Fragmento del texto –
────────
Con el pelo alborotado, botas altas de una goma que alguna vez fueron de un color intenso, abrigo impermeable y una efusiva sonrisa movía su mano de un lado al otro hasta que pude verla. Le había dicho que llevaría una bufanda azul y abrigo kaki, y debo agregar que mi apariencia isleña también hacía un poco de ruido. Nos subimos a su van azul, acompañada de su perro y su hija pequeña y manejamos hasta extremo de la islita de apenas 16 kilómetros de largo. Una sola calle principal, rodeada de piedras y verde pasto. Sólo 2 hoteles, casa de huéspedes, algunos restaurantes e iglesias, un súper mercado, 2 tiendas de lana y una de artesanías celtas, un centro de información y el puerto, eso completaban el panorama de toda la zona.
Llegamos a la cima de la colina, en el camino me contó que la casa era de su madre, pero al morir heredó el negocio y desde entonces ha hecho de la atención de huéspedes su diario vivir. Es muy amable, evidencia su alegría por mi presencia – la cosa ha estado floja en los últimos meses – agrega – ya las islas han dejado de ser atracción de los turistas que prefieren la comodidad y actividades nocturnas de Dublín u otras ciudades más pobladas y hemos pasado a segundo plano, los más jóvenes se han ido en busca de una mejor vida y sólo unos pocos quedamos aquí, pero vendrán tiempos mejores – agregó en tono esperanzador, aunque presiento que ninguna de las dos nos creímos esa última parte de la historia.
Me llevó hasta la que sería mi habitación, me dijo que el desayuno sería servido a las 8:30 a.m. y luego podía salir a explorar. Le agradecí la hospitalidad y asentí con la cabeza. Dejé el bulto en la cama, me quité las botas y con intriga moví la cortina, el frío se escurría por la rendija de la ventana de cristal y madera blanca que me regalaba una vista en primera fila. A la derecha a un cementerio de cruces celtas y pescadores caídos y a la izquierda el mar en libertad, ambos separados por una colina y matices de verdes, Esto será interesante, me dije, y si que lo fue.
────────
Registros de una colección
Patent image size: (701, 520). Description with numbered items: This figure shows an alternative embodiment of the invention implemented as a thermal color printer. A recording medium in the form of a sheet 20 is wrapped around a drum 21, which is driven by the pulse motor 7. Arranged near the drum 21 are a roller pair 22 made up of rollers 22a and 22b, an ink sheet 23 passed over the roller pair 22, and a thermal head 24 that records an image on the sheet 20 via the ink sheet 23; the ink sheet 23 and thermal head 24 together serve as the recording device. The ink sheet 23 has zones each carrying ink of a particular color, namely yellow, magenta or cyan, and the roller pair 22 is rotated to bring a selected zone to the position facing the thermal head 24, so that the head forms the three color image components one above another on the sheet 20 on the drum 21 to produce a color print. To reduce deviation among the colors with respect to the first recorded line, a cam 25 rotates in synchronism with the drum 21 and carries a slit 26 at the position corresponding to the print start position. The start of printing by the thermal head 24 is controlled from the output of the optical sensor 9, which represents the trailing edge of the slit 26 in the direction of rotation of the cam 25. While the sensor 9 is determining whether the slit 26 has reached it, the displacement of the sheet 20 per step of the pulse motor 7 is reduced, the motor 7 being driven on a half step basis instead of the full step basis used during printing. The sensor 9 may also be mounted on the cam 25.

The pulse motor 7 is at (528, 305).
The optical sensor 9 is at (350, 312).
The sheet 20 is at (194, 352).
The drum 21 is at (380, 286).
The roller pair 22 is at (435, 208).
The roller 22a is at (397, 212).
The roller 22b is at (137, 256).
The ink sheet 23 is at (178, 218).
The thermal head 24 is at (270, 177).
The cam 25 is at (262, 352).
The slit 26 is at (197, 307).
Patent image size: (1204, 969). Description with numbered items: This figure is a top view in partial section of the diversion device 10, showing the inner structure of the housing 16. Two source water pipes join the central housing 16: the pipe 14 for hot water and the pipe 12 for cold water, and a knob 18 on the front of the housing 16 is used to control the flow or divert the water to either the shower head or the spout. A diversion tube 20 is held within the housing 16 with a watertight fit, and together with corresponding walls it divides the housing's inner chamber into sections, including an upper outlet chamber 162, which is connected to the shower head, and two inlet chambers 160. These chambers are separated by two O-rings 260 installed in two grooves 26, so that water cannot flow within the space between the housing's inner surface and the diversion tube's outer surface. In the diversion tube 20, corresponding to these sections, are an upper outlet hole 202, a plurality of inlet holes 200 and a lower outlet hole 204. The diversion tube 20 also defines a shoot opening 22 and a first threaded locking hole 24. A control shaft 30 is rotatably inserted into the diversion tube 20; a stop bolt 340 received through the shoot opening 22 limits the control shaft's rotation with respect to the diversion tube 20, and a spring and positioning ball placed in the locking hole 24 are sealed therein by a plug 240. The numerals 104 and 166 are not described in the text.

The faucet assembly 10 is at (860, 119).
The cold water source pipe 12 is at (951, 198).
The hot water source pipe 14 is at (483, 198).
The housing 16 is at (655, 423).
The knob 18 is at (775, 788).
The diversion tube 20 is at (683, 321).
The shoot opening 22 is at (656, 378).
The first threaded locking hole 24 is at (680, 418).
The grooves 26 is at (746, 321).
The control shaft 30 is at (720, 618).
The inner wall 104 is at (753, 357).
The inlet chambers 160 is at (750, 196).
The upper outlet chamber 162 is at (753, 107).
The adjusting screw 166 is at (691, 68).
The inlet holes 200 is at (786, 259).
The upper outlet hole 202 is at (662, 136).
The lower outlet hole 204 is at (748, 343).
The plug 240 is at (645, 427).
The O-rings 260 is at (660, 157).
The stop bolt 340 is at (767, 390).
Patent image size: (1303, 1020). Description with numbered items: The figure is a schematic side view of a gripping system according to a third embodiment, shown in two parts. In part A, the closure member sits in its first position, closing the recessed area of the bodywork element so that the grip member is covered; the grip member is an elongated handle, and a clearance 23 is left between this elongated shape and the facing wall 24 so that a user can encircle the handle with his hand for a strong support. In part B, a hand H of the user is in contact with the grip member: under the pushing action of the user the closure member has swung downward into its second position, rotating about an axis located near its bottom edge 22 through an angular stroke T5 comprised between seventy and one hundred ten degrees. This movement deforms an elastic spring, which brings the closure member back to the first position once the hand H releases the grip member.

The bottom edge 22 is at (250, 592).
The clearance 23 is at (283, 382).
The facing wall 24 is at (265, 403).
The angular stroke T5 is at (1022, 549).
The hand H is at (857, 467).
────────
Explora el contenido –
1. Transcribe del relato de la isla el trozo que empieza con "Llegamos a la" y sigue hasta "de la historia.".
2. Escribe cómo sigue el relato de la isla después de su última frase.

Respuestas del ejercicio –
1.
Llegamos a la cima de la colina, en el camino me contó que la casa era de su madre, pero al morir heredó el negocio y desde entonces ha hecho de la atención de huéspedes su diario vivir. Es muy amable, evidencia su alegría por mi presencia – la cosa ha estado floja en los últimos meses – agrega – ya las islas han dejado de ser atracción de los turistas que prefieren la comodidad y actividades nocturnas de Dublín u otras ciudades más pobladas y hemos pasado a segundo plano, los más jóvenes se han ido en busca de una mejor vida y sólo unos pocos quedamos aquí, pero vendrán tiempos mejores – agregó en tono esperanzador, aunque presiento que ninguna de las dos nos creímos esa última parte de la historia.

2.
Lo mejor fue que terminando el viaje encontré la tinaja de oro al final del arcoiris, escondida en cada una de las cosas que vi, la gente que conocí, los trechos que caminé. En todo lo que aprendí y en las historias de las personas que hasta el momento no existían en mi contexto y ahora tienen rostro, nombre y apellido. Como leí por ahí, viajar no es sólo acerca de experimentar otras culturas, se trata de experimentarse uno mismo en un contexto totalmente nuevo. Atesoro el sol en sus costas, el sonido de las olas al romper con los acantilados, los barco que anunciaban su llegada al puerto y las gaviotas que entonaban el paisaje.
Las condiciones climáticas favorables nos permitieron abordar la pequeña avioneta para el regreso a Galway y desde ahí tomar carretera hasta Dublín. Mientras tanto nos abriamos paso entre las nubes, el mar azul y los rastros de tierra que se esfumaban a lo lejos.